Below are the entries; return every line among them that holds the word "with".

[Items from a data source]
★ ★ ★ ★
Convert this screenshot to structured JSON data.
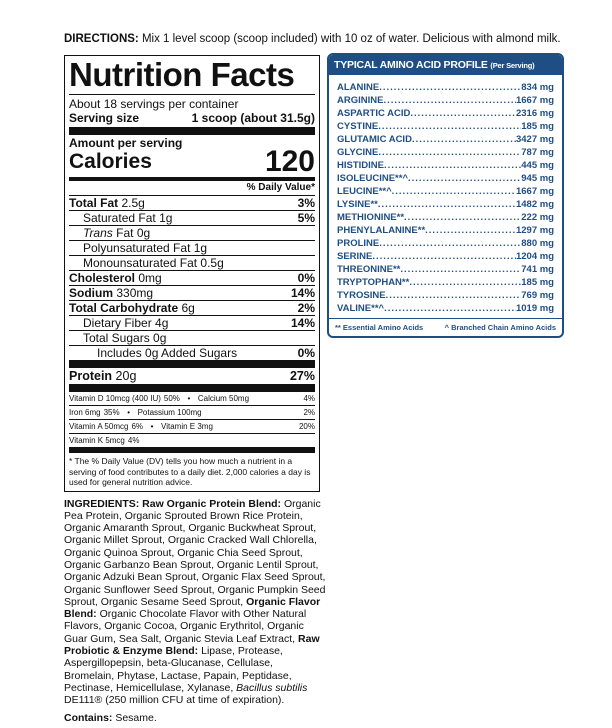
{
  "directions": {
    "label": "DIRECTIONS:",
    "text": " Mix 1 level scoop (scoop included) with 10 oz of water. Delicious with almond milk."
  },
  "facts": {
    "title": "Nutrition Facts",
    "servings": "About 18 servings per container",
    "serving_size_label": "Serving size",
    "serving_size": "1 scoop (about 31.5g)",
    "amount_per_serving": "Amount per serving",
    "calories_label": "Calories",
    "calories": "120",
    "dv_header": "% Daily Value*",
    "rows": [
      {
        "label": "Total Fat",
        "amount": "2.5g",
        "dv": "3%",
        "bold": true,
        "indent": 0
      },
      {
        "label": "Saturated Fat",
        "amount": "1g",
        "dv": "5%",
        "indent": 1
      },
      {
        "label": "Trans",
        "amount": "Fat 0g",
        "dv": "",
        "indent": 1,
        "italic": true
      },
      {
        "label": "Polyunsaturated Fat",
        "amount": "1g",
        "dv": "",
        "indent": 1
      },
      {
        "label": "Monounsaturated Fat",
        "amount": "0.5g",
        "dv": "",
        "indent": 1
      },
      {
        "label": "Cholesterol",
        "amount": "0mg",
        "dv": "0%",
        "bold": true,
        "indent": 0
      },
      {
        "label": "Sodium",
        "amount": "330mg",
        "dv": "14%",
        "bold": true,
        "indent": 0
      },
      {
        "label": "Total Carbohydrate",
        "amount": "6g",
        "dv": "2%",
        "bold": true,
        "indent": 0
      },
      {
        "label": "Dietary Fiber",
        "amount": "4g",
        "dv": "14%",
        "indent": 1
      },
      {
        "label": "Total Sugars",
        "amount": "0g",
        "dv": "",
        "indent": 1
      },
      {
        "label": "Includes 0g Added Sugars",
        "amount": "",
        "dv": "0%",
        "indent": 2
      }
    ],
    "protein": {
      "label": "Protein",
      "amount": "20g",
      "dv": "27%"
    },
    "vitamins": [
      [
        "Vitamin D 10mcg (400 IU)",
        "50%",
        "•",
        "Calcium 50mg",
        "4%"
      ],
      [
        "Iron 6mg",
        "35%",
        "•",
        "Potassium 100mg",
        "2%"
      ],
      [
        "Vitamin A 50mcg",
        "6%",
        "•",
        "Vitamin E 3mg",
        "20%"
      ],
      [
        "Vitamin K 5mcg",
        "4%",
        "",
        "",
        ""
      ]
    ],
    "footnote": "* The % Daily Value (DV) tells you how much a nutrient in a serving of food contributes to a daily diet. 2,000 calories a day is used for general nutrition advice."
  },
  "amino": {
    "title": "TYPICAL AMINO ACID PROFILE",
    "subtitle": "(Per Serving)",
    "color": "#1f4e85",
    "items": [
      {
        "name": "ALANINE",
        "value": "834 mg"
      },
      {
        "name": "ARGININE",
        "value": "1667 mg"
      },
      {
        "name": "ASPARTIC ACID",
        "value": "2316 mg"
      },
      {
        "name": "CYSTINE",
        "value": "185 mg"
      },
      {
        "name": "GLUTAMIC ACID",
        "value": "3427 mg"
      },
      {
        "name": "GLYCINE",
        "value": "787 mg"
      },
      {
        "name": "HISTIDINE",
        "value": "445 mg"
      },
      {
        "name": "ISOLEUCINE**^",
        "value": "945 mg"
      },
      {
        "name": "LEUCINE**^",
        "value": "1667 mg"
      },
      {
        "name": "LYSINE**",
        "value": "1482 mg"
      },
      {
        "name": "METHIONINE**",
        "value": "222 mg"
      },
      {
        "name": "PHENYLALANINE**",
        "value": "1297 mg"
      },
      {
        "name": "PROLINE",
        "value": "880 mg"
      },
      {
        "name": "SERINE",
        "value": "1204 mg"
      },
      {
        "name": "THREONINE**",
        "value": "741 mg"
      },
      {
        "name": "TRYPTOPHAN**",
        "value": "185 mg"
      },
      {
        "name": "TYROSINE",
        "value": "769 mg"
      },
      {
        "name": "VALINE**^",
        "value": "1019 mg"
      }
    ],
    "note1": "** Essential Amino Acids",
    "note2": "^ Branched Chain Amino Acids"
  },
  "ingredients": {
    "label": "INGREDIENTS: Raw Organic Protein Blend:",
    "p1": " Organic Pea Protein, Organic Sprouted Brown Rice Protein, Organic Amaranth Sprout, Organic Buckwheat Sprout, Organic Millet Sprout, Organic Cracked Wall Chlorella, Organic Quinoa Sprout, Organic Chia Seed Sprout, Organic Garbanzo Bean Sprout, Organic Lentil Sprout, Organic Adzuki Bean Sprout, Organic Flax Seed Sprout, Organic Sunflower Seed Sprout, Organic Pumpkin Seed Sprout, Organic Sesame Seed Sprout, ",
    "flavor_label": "Organic Flavor Blend:",
    "p2": " Organic Chocolate Flavor with Other Natural Flavors, Organic Cocoa, Organic Erythritol, Organic Guar Gum, Sea Salt, Organic Stevia Leaf Extract, ",
    "enzyme_label": "Raw Probiotic & Enzyme Blend:",
    "p3": " Lipase, Protease, Aspergillopepsin, beta-Glucanase, Cellulase, Bromelain, Phytase, Lactase, Papain, Peptidase, Pectinase, Hemicellulase, Xylanase, ",
    "probiotic": "Bacillus subtilis",
    "p4": " DE111® (250 million CFU at time of expiration).",
    "contains_label": "Contains:",
    "contains": " Sesame."
  }
}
★ ★ ★ ★
## TASK OUTPUT
    "text": " Mix 1 level scoop (scoop included) with 10 oz of water. Delicious with almond milk."
    "p2": " Organic Chocolate Flavor with Other Natural Flavors, Organic Cocoa, Organic Erythritol, Organic Guar Gum, Sea Salt, Organic Stevia Leaf Extract, ",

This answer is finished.